[Entries supplied]
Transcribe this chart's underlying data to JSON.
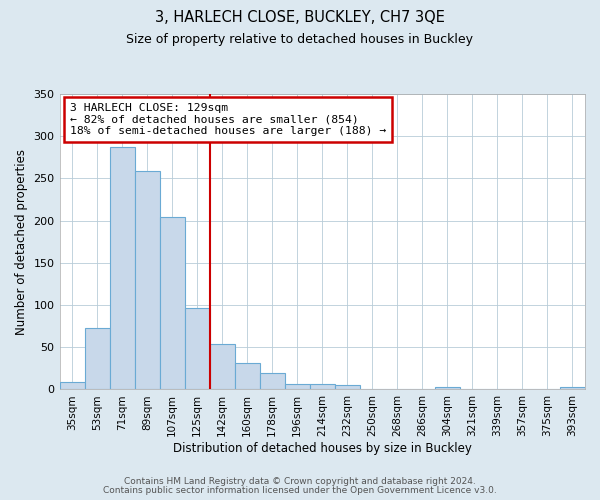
{
  "title": "3, HARLECH CLOSE, BUCKLEY, CH7 3QE",
  "subtitle": "Size of property relative to detached houses in Buckley",
  "xlabel": "Distribution of detached houses by size in Buckley",
  "ylabel": "Number of detached properties",
  "bar_labels": [
    "35sqm",
    "53sqm",
    "71sqm",
    "89sqm",
    "107sqm",
    "125sqm",
    "142sqm",
    "160sqm",
    "178sqm",
    "196sqm",
    "214sqm",
    "232sqm",
    "250sqm",
    "268sqm",
    "286sqm",
    "304sqm",
    "321sqm",
    "339sqm",
    "357sqm",
    "375sqm",
    "393sqm"
  ],
  "bar_heights": [
    9,
    73,
    287,
    259,
    204,
    97,
    54,
    31,
    20,
    6,
    7,
    5,
    0,
    0,
    0,
    3,
    0,
    0,
    0,
    0,
    3
  ],
  "bar_color": "#c8d8ea",
  "bar_edge_color": "#6aaad4",
  "vline_index": 5.5,
  "vline_color": "#cc0000",
  "annotation_text": "3 HARLECH CLOSE: 129sqm\n← 82% of detached houses are smaller (854)\n18% of semi-detached houses are larger (188) →",
  "annotation_box_color": "#ffffff",
  "annotation_box_edge_color": "#cc0000",
  "ylim": [
    0,
    350
  ],
  "yticks": [
    0,
    50,
    100,
    150,
    200,
    250,
    300,
    350
  ],
  "title_fontsize": 10.5,
  "subtitle_fontsize": 9,
  "footer_line1": "Contains HM Land Registry data © Crown copyright and database right 2024.",
  "footer_line2": "Contains public sector information licensed under the Open Government Licence v3.0.",
  "background_color": "#dce8f0",
  "plot_background_color": "#ffffff",
  "grid_color": "#b8ccd8"
}
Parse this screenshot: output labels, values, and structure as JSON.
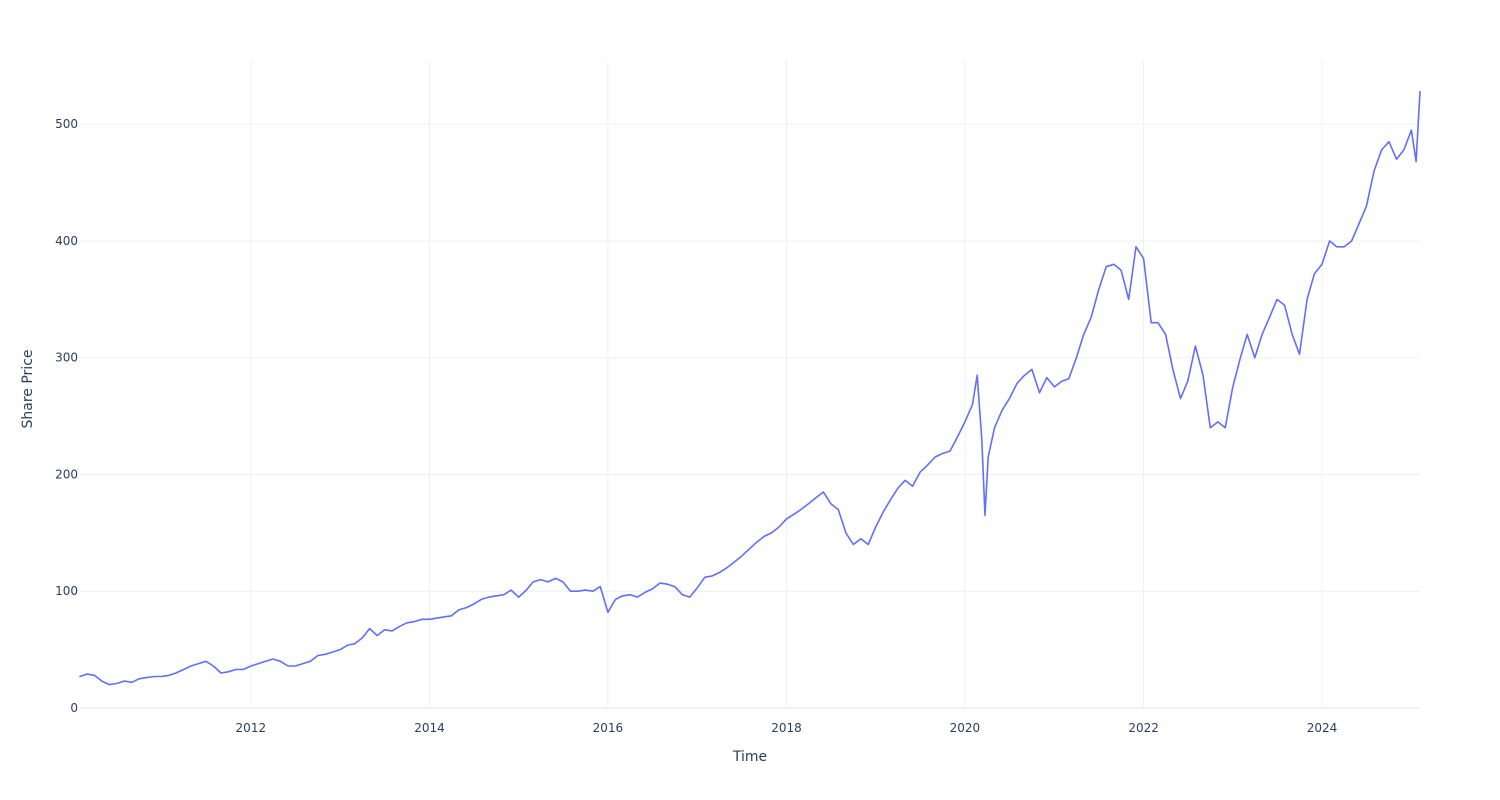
{
  "chart_data": {
    "type": "line",
    "title": "",
    "xlabel": "Time",
    "ylabel": "Share Price",
    "x_ticks": [
      "2012",
      "2014",
      "2016",
      "2018",
      "2020",
      "2022",
      "2024"
    ],
    "y_ticks": [
      "0",
      "100",
      "200",
      "300",
      "400",
      "500"
    ],
    "xlim": [
      "2010-02-01",
      "2025-02-05"
    ],
    "ylim": [
      0,
      555
    ],
    "grid": true,
    "legend": "none",
    "colors": {
      "line": "#636efa",
      "grid": "#eef0f4",
      "text": "#2a3f5f"
    },
    "series": [
      {
        "x": [
          "2010-02-01",
          "2010-03-01",
          "2010-04-01",
          "2010-05-01",
          "2010-06-01",
          "2010-07-01",
          "2010-08-01",
          "2010-09-01",
          "2010-10-01",
          "2010-11-01",
          "2010-12-01",
          "2011-01-01",
          "2011-02-01",
          "2011-03-01",
          "2011-04-01",
          "2011-05-01",
          "2011-06-01",
          "2011-07-01",
          "2011-08-01",
          "2011-09-01",
          "2011-10-01",
          "2011-11-01",
          "2011-12-01",
          "2012-01-01",
          "2012-02-01",
          "2012-03-01",
          "2012-04-01",
          "2012-05-01",
          "2012-06-01",
          "2012-07-01",
          "2012-08-01",
          "2012-09-01",
          "2012-10-01",
          "2012-11-01",
          "2012-12-01",
          "2013-01-01",
          "2013-02-01",
          "2013-03-01",
          "2013-04-01",
          "2013-05-01",
          "2013-06-01",
          "2013-07-01",
          "2013-08-01",
          "2013-09-01",
          "2013-10-01",
          "2013-11-01",
          "2013-12-01",
          "2014-01-01",
          "2014-02-01",
          "2014-03-01",
          "2014-04-01",
          "2014-05-01",
          "2014-06-01",
          "2014-07-01",
          "2014-08-01",
          "2014-09-01",
          "2014-10-01",
          "2014-11-01",
          "2014-12-01",
          "2015-01-01",
          "2015-02-01",
          "2015-03-01",
          "2015-04-01",
          "2015-05-01",
          "2015-06-01",
          "2015-07-01",
          "2015-08-01",
          "2015-09-01",
          "2015-10-01",
          "2015-11-01",
          "2015-12-01",
          "2016-01-01",
          "2016-02-01",
          "2016-03-01",
          "2016-04-01",
          "2016-05-01",
          "2016-06-01",
          "2016-07-01",
          "2016-08-01",
          "2016-09-01",
          "2016-10-01",
          "2016-11-01",
          "2016-12-01",
          "2017-01-01",
          "2017-02-01",
          "2017-03-01",
          "2017-04-01",
          "2017-05-01",
          "2017-06-01",
          "2017-07-01",
          "2017-08-01",
          "2017-09-01",
          "2017-10-01",
          "2017-11-01",
          "2017-12-01",
          "2018-01-01",
          "2018-02-01",
          "2018-03-01",
          "2018-04-01",
          "2018-05-01",
          "2018-06-01",
          "2018-07-01",
          "2018-08-01",
          "2018-09-01",
          "2018-10-01",
          "2018-11-01",
          "2018-12-01",
          "2019-01-01",
          "2019-02-01",
          "2019-03-01",
          "2019-04-01",
          "2019-05-01",
          "2019-06-01",
          "2019-07-01",
          "2019-08-01",
          "2019-09-01",
          "2019-10-01",
          "2019-11-01",
          "2019-12-01",
          "2020-01-01",
          "2020-02-01",
          "2020-02-20",
          "2020-03-10",
          "2020-03-23",
          "2020-04-05",
          "2020-05-01",
          "2020-06-01",
          "2020-07-01",
          "2020-08-01",
          "2020-09-01",
          "2020-10-01",
          "2020-11-01",
          "2020-12-01",
          "2021-01-01",
          "2021-02-01",
          "2021-03-01",
          "2021-04-01",
          "2021-05-01",
          "2021-06-01",
          "2021-07-01",
          "2021-08-01",
          "2021-09-01",
          "2021-10-01",
          "2021-11-01",
          "2021-12-01",
          "2022-01-01",
          "2022-02-01",
          "2022-03-01",
          "2022-04-01",
          "2022-05-01",
          "2022-06-01",
          "2022-07-01",
          "2022-08-01",
          "2022-09-01",
          "2022-10-01",
          "2022-11-01",
          "2022-12-01",
          "2023-01-01",
          "2023-02-01",
          "2023-03-01",
          "2023-04-01",
          "2023-05-01",
          "2023-06-01",
          "2023-07-01",
          "2023-08-01",
          "2023-09-01",
          "2023-10-01",
          "2023-11-01",
          "2023-12-01",
          "2024-01-01",
          "2024-02-01",
          "2024-03-01",
          "2024-04-01",
          "2024-05-01",
          "2024-06-01",
          "2024-07-01",
          "2024-08-01",
          "2024-09-01",
          "2024-10-01",
          "2024-11-01",
          "2024-12-01",
          "2025-01-01",
          "2025-01-20",
          "2025-02-05"
        ],
        "y": [
          27,
          29,
          28,
          23,
          20,
          21,
          23,
          22,
          25,
          26,
          27,
          27,
          28,
          30,
          33,
          36,
          38,
          40,
          36,
          30,
          31,
          33,
          33,
          36,
          38,
          40,
          42,
          40,
          36,
          36,
          38,
          40,
          45,
          46,
          48,
          50,
          54,
          55,
          60,
          68,
          62,
          67,
          66,
          70,
          73,
          74,
          76,
          76,
          77,
          78,
          79,
          84,
          86,
          89,
          93,
          95,
          96,
          97,
          101,
          95,
          101,
          108,
          110,
          108,
          111,
          108,
          100,
          100,
          101,
          100,
          104,
          82,
          93,
          96,
          97,
          95,
          99,
          102,
          107,
          106,
          104,
          97,
          95,
          103,
          112,
          113,
          116,
          120,
          125,
          130,
          136,
          142,
          147,
          150,
          155,
          162,
          166,
          170,
          175,
          180,
          185,
          175,
          170,
          150,
          140,
          145,
          140,
          155,
          168,
          178,
          188,
          195,
          190,
          202,
          208,
          215,
          218,
          220,
          232,
          245,
          260,
          285,
          230,
          165,
          215,
          240,
          255,
          265,
          278,
          285,
          290,
          270,
          283,
          275,
          280,
          282,
          300,
          320,
          335,
          358,
          378,
          380,
          375,
          350,
          395,
          385,
          330,
          330,
          320,
          290,
          265,
          280,
          310,
          285,
          240,
          245,
          240,
          275,
          300,
          320,
          300,
          320,
          335,
          350,
          345,
          320,
          303,
          350,
          372,
          380,
          400,
          395,
          395,
          400,
          415,
          430,
          460,
          478,
          485,
          470,
          478,
          495,
          468,
          528
        ]
      }
    ]
  }
}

[Requirement]
Find every line in the records that has the string "detached", then state how many there are and nothing else.

[Response to the exercise]
4